List each line of the data that holds the string "Nürnberg", please.

▶ [Extracted records]
* * * * * * * * *

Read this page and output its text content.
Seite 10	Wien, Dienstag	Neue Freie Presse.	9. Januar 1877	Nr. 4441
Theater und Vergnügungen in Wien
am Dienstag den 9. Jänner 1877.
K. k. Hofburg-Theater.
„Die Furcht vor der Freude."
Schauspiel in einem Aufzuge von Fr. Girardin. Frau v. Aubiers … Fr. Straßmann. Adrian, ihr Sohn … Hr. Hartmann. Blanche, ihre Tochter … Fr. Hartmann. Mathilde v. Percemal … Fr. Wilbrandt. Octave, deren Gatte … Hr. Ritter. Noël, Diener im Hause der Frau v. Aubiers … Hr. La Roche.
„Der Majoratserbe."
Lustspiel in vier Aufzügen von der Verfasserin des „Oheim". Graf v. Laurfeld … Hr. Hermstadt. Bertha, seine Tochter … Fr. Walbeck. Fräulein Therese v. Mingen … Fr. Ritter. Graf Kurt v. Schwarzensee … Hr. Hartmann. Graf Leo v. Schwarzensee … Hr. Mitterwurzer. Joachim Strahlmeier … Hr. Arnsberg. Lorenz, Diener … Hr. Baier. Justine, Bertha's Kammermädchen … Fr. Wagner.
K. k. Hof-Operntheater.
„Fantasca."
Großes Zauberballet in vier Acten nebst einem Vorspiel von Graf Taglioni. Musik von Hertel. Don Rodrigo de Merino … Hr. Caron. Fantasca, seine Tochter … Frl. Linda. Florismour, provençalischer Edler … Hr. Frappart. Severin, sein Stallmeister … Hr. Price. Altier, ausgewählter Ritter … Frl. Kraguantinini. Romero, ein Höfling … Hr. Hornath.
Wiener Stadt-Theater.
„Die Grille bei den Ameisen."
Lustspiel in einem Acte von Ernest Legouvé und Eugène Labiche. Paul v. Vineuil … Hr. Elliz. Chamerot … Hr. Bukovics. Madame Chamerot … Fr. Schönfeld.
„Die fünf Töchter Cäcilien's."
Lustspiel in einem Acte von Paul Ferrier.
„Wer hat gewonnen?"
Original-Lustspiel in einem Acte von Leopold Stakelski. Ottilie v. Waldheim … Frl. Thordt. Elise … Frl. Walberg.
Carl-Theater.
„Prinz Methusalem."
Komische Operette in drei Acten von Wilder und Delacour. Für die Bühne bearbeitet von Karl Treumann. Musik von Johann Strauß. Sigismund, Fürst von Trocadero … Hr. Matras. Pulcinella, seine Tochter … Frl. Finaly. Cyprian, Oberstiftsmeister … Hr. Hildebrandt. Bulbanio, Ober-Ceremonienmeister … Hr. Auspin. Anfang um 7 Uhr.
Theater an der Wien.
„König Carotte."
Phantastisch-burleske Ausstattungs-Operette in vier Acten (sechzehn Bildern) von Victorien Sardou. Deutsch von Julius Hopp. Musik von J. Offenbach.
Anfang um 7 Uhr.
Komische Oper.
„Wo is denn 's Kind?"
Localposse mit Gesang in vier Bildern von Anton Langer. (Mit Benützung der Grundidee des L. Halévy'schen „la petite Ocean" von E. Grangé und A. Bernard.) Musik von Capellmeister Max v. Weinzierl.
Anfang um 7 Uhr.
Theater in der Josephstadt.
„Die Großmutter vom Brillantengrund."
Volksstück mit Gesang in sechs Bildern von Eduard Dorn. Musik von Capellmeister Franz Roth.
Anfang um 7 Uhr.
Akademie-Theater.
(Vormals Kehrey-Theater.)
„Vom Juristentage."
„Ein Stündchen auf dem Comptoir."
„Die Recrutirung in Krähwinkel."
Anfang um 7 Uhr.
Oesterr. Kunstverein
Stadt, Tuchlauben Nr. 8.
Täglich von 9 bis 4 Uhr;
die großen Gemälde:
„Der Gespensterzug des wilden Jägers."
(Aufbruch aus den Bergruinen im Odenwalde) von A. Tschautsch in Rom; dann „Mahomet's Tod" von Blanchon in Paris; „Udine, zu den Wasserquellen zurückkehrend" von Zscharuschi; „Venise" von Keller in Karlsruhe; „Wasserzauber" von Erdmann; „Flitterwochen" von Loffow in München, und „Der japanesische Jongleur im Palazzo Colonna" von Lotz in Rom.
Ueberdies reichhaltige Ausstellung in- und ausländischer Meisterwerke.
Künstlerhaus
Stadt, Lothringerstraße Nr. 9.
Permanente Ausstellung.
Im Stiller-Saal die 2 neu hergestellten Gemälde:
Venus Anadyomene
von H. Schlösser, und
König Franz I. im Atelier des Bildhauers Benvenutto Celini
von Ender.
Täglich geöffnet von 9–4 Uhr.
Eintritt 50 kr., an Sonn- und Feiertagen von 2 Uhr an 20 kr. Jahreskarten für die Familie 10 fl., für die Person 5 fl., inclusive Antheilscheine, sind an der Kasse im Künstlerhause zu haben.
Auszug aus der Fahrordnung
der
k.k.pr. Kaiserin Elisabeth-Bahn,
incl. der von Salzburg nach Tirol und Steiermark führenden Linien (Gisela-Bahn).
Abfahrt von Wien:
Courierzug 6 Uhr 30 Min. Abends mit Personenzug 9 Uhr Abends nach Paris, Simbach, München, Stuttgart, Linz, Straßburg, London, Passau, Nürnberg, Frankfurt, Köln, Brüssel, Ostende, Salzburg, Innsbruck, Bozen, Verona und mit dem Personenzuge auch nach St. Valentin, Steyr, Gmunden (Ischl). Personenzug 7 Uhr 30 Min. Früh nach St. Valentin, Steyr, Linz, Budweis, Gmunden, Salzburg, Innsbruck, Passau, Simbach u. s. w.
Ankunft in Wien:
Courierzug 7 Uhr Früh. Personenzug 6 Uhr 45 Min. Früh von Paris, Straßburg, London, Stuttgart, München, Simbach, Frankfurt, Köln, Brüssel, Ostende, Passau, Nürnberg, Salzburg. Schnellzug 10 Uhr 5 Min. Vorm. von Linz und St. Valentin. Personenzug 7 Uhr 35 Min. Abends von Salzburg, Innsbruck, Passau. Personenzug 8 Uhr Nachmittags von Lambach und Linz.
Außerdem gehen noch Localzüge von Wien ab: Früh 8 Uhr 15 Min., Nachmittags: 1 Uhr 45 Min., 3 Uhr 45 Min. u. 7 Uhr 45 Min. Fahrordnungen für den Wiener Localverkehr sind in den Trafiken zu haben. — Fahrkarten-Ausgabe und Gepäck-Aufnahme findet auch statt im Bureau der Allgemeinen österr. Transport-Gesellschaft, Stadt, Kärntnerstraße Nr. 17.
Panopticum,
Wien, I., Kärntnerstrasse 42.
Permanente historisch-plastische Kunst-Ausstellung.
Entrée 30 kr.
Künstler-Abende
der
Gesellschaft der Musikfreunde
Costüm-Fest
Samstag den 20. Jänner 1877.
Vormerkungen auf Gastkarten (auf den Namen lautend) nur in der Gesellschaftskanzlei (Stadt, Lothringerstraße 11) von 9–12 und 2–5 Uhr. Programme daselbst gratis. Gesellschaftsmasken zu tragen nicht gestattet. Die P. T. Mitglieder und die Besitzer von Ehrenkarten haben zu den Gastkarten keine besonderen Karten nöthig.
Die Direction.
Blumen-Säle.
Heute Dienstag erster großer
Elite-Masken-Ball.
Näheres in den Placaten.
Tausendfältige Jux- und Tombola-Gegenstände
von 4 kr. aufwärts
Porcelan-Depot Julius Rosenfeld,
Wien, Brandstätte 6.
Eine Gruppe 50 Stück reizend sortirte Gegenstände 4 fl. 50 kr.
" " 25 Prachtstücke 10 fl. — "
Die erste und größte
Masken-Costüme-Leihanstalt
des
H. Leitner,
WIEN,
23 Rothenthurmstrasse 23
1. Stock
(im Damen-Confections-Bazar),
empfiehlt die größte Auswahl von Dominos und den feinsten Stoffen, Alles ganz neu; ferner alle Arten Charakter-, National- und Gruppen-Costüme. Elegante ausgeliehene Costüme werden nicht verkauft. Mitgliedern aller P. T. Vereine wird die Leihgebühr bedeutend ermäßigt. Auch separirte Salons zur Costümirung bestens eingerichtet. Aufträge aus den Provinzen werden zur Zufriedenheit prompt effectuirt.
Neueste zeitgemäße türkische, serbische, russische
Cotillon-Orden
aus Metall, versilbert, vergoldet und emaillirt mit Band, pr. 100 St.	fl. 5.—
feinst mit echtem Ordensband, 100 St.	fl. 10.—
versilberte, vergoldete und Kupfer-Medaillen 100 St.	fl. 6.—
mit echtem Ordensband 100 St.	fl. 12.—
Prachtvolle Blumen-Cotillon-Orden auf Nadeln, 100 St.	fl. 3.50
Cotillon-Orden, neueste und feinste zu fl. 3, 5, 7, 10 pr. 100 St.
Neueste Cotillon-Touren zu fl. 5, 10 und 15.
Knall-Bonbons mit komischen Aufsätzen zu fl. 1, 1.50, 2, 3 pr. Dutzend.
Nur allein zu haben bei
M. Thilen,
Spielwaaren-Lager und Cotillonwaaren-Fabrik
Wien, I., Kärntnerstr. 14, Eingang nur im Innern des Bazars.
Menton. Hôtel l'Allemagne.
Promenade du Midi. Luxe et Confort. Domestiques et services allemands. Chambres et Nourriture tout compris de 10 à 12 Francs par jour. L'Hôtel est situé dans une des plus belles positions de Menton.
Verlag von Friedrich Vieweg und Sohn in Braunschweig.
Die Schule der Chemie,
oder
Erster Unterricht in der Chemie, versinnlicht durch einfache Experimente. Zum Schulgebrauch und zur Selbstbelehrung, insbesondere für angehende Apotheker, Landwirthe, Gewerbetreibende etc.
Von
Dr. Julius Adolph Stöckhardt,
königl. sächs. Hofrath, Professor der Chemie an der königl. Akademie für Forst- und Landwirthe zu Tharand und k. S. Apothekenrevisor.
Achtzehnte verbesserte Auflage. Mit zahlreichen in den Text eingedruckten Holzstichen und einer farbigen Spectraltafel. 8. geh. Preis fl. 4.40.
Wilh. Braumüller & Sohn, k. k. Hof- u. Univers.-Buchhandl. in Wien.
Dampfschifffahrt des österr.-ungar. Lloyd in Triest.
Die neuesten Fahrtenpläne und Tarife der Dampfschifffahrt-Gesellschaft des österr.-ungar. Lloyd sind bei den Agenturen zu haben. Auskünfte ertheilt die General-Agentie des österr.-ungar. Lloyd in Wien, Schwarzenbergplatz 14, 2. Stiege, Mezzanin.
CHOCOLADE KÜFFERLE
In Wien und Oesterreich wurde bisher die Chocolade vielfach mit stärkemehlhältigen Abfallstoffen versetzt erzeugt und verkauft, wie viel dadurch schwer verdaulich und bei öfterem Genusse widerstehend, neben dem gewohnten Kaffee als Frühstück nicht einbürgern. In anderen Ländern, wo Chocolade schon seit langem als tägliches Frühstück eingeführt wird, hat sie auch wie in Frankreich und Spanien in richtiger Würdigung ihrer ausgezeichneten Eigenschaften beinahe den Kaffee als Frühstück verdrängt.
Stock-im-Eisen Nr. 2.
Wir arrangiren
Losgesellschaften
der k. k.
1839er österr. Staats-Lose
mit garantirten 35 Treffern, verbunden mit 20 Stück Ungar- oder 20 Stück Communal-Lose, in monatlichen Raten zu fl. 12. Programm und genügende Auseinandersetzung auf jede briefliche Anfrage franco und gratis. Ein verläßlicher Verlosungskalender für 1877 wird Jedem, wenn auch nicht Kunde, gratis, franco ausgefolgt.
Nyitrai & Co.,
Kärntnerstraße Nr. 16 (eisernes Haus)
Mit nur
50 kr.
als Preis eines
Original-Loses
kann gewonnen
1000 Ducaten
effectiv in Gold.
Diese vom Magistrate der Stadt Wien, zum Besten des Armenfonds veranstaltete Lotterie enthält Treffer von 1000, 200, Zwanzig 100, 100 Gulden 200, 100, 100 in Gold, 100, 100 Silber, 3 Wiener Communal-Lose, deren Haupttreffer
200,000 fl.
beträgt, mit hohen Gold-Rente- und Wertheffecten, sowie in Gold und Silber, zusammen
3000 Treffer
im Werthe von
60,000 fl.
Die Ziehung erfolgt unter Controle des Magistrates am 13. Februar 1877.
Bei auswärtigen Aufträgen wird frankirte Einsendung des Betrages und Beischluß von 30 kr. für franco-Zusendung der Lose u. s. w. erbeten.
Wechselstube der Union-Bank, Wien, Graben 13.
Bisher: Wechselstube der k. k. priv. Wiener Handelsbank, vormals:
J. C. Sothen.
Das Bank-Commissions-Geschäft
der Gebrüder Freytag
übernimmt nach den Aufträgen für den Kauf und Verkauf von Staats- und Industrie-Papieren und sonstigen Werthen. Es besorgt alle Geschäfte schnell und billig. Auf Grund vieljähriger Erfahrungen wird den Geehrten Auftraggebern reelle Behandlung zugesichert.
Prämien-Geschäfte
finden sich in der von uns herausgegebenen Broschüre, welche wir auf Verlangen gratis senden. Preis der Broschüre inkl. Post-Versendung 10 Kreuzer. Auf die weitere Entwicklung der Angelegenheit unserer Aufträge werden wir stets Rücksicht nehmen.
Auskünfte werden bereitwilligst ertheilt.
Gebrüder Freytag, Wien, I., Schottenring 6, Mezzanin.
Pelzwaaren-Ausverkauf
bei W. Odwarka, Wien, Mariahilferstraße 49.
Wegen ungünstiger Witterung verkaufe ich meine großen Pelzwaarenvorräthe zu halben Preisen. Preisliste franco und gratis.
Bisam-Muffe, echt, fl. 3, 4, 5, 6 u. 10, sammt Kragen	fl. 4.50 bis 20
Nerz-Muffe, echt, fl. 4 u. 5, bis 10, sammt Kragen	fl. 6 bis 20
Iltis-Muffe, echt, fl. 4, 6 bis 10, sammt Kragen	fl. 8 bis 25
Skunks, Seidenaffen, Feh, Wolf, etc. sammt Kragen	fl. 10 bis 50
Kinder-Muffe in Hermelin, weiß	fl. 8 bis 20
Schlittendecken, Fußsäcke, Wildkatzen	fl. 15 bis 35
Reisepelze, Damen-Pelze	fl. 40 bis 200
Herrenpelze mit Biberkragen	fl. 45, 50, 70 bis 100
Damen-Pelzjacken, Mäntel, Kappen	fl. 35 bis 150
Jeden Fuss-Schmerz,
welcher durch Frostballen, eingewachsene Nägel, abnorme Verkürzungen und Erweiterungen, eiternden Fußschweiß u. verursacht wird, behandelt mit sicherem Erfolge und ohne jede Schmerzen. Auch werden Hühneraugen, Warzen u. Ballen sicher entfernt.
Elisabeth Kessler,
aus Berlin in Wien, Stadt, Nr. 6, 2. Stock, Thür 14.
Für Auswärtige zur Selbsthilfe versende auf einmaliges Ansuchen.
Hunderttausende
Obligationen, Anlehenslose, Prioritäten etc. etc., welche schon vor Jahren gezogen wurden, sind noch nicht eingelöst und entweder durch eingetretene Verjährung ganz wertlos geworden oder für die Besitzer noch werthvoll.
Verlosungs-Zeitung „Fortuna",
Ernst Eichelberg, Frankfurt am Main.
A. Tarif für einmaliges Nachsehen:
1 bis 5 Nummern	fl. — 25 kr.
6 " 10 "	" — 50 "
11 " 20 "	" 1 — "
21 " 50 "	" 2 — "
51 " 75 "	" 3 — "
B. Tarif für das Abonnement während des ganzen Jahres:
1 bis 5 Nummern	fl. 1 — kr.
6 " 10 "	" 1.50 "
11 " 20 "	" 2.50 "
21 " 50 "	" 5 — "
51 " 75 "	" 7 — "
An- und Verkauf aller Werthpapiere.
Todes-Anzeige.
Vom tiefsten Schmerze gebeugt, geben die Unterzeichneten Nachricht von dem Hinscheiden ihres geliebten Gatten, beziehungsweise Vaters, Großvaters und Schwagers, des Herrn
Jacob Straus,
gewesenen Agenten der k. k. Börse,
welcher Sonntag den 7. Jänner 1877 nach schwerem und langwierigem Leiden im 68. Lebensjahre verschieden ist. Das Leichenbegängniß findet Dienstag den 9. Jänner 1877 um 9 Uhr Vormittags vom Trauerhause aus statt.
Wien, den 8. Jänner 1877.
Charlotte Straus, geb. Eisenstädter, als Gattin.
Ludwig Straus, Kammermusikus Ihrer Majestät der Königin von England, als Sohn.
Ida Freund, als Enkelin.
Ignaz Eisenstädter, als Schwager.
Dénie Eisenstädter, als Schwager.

* * * * * * * * *

▶ [Result for this task]
Courierzug 6 Uhr 30 Min. Abends mit Personenzug 9 Uhr Abends nach Paris, Simbach, München, Stuttgart, Linz, Straßburg, London, Passau, Nürnberg, Frankfurt, Köln, Brüssel, Ostende, Salzburg, Innsbruck, Bozen, Verona und mit dem Personenzuge auch nach St. Valentin, Steyr, Gmunden (Ischl). Personenzug 7 Uhr 30 Min. Früh nach St. Valentin, Steyr, Linz, Budweis, Gmunden, Salzburg, Innsbruck, Passau, Simbach u. s. w.
Courierzug 7 Uhr Früh. Personenzug 6 Uhr 45 Min. Früh von Paris, Straßburg, London, Stuttgart, München, Simbach, Frankfurt, Köln, Brüssel, Ostende, Passau, Nürnberg, Salzburg. Schnellzug 10 Uhr 5 Min. Vorm. von Linz und St. Valentin. Personenzug 7 Uhr 35 Min. Abends von Salzburg, Innsbruck, Passau. Personenzug 8 Uhr Nachmittags von Lambach und Linz.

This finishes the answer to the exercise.